* _The request_
Tally the lines in the records underneath that contain the string "szczególności", and state the figure by itself.

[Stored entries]
---*---
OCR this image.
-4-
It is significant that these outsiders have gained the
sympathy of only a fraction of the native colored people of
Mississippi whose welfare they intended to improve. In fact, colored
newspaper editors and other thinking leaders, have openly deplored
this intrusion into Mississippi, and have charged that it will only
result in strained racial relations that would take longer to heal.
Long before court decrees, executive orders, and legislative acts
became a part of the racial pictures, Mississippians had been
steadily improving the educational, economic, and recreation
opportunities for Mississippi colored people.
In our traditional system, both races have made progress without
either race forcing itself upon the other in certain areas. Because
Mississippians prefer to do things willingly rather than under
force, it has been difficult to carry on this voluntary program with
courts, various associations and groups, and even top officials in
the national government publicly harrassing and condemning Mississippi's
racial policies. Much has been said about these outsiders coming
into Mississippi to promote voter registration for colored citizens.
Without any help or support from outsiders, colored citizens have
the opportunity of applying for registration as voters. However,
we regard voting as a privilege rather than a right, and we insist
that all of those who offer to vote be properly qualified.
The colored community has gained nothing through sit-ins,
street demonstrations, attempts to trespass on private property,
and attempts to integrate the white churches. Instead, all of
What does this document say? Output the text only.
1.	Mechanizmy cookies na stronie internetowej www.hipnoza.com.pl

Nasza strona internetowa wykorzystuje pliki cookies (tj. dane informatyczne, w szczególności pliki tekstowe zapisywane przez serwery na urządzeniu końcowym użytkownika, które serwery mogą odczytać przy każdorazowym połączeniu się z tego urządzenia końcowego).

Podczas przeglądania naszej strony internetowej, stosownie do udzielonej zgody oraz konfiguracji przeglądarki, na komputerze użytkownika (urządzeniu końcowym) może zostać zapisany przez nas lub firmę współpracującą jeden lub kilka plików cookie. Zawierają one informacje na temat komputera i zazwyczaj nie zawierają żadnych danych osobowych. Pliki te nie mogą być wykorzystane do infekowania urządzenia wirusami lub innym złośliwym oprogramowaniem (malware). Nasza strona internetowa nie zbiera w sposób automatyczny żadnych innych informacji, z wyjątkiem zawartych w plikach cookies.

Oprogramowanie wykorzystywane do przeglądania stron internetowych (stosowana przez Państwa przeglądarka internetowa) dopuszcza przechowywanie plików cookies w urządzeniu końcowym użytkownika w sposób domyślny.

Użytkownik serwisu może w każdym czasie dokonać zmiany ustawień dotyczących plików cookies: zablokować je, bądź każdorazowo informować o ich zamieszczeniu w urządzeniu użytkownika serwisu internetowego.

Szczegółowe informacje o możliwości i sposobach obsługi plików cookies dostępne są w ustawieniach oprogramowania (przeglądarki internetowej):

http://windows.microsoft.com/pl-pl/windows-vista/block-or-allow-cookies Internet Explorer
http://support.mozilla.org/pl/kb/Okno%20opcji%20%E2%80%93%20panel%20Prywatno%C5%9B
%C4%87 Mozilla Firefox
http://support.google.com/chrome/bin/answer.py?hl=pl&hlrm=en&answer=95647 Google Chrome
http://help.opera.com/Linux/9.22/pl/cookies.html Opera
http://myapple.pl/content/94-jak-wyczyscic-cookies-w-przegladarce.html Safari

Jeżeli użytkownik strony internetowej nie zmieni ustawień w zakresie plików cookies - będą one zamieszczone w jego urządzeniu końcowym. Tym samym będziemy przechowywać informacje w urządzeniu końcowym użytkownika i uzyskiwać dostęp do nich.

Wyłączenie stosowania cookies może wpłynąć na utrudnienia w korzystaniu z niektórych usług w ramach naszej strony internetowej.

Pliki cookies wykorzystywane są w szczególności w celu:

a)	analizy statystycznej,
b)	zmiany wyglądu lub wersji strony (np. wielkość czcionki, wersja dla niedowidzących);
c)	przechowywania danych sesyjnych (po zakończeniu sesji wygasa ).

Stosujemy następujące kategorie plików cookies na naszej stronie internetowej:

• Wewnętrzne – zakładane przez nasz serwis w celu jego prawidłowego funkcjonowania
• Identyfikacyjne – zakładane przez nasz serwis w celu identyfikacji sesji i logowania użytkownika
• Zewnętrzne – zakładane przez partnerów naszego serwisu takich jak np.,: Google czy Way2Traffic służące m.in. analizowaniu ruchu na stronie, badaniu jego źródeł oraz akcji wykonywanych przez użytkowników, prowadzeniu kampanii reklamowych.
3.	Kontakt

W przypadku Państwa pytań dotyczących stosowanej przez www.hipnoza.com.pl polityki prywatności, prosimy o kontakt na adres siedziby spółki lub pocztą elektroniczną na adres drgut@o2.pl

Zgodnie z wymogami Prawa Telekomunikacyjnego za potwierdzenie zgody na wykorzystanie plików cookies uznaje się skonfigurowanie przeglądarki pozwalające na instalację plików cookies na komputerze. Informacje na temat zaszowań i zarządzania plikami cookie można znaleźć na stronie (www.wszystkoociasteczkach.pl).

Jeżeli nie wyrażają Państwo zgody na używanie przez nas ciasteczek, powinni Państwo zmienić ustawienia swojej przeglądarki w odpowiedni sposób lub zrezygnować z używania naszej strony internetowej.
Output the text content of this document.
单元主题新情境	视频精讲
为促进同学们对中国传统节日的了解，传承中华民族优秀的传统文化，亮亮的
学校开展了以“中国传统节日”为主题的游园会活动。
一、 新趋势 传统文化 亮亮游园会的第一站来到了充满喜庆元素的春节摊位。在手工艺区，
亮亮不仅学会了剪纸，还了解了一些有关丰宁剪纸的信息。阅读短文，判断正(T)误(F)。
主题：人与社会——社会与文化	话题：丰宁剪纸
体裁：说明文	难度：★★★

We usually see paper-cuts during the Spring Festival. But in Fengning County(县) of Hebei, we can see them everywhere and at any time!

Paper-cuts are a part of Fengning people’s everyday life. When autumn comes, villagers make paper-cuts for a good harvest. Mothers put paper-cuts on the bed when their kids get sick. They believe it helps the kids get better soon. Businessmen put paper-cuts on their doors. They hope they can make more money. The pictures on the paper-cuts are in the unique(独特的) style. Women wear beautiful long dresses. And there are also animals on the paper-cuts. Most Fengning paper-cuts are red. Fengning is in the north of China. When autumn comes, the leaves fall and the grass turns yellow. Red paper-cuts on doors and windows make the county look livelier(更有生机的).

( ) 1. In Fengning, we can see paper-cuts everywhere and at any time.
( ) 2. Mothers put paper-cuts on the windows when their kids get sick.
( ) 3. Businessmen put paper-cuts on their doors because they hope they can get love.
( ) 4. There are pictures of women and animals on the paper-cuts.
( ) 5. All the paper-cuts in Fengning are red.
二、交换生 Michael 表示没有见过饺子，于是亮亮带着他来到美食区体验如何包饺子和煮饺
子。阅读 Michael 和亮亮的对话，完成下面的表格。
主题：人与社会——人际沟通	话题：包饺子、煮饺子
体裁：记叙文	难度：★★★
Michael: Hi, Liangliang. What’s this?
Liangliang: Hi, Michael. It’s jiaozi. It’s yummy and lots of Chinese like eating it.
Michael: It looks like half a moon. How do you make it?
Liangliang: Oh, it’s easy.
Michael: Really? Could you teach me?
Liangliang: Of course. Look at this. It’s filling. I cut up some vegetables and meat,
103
---*---
* _Output of the exercise_
2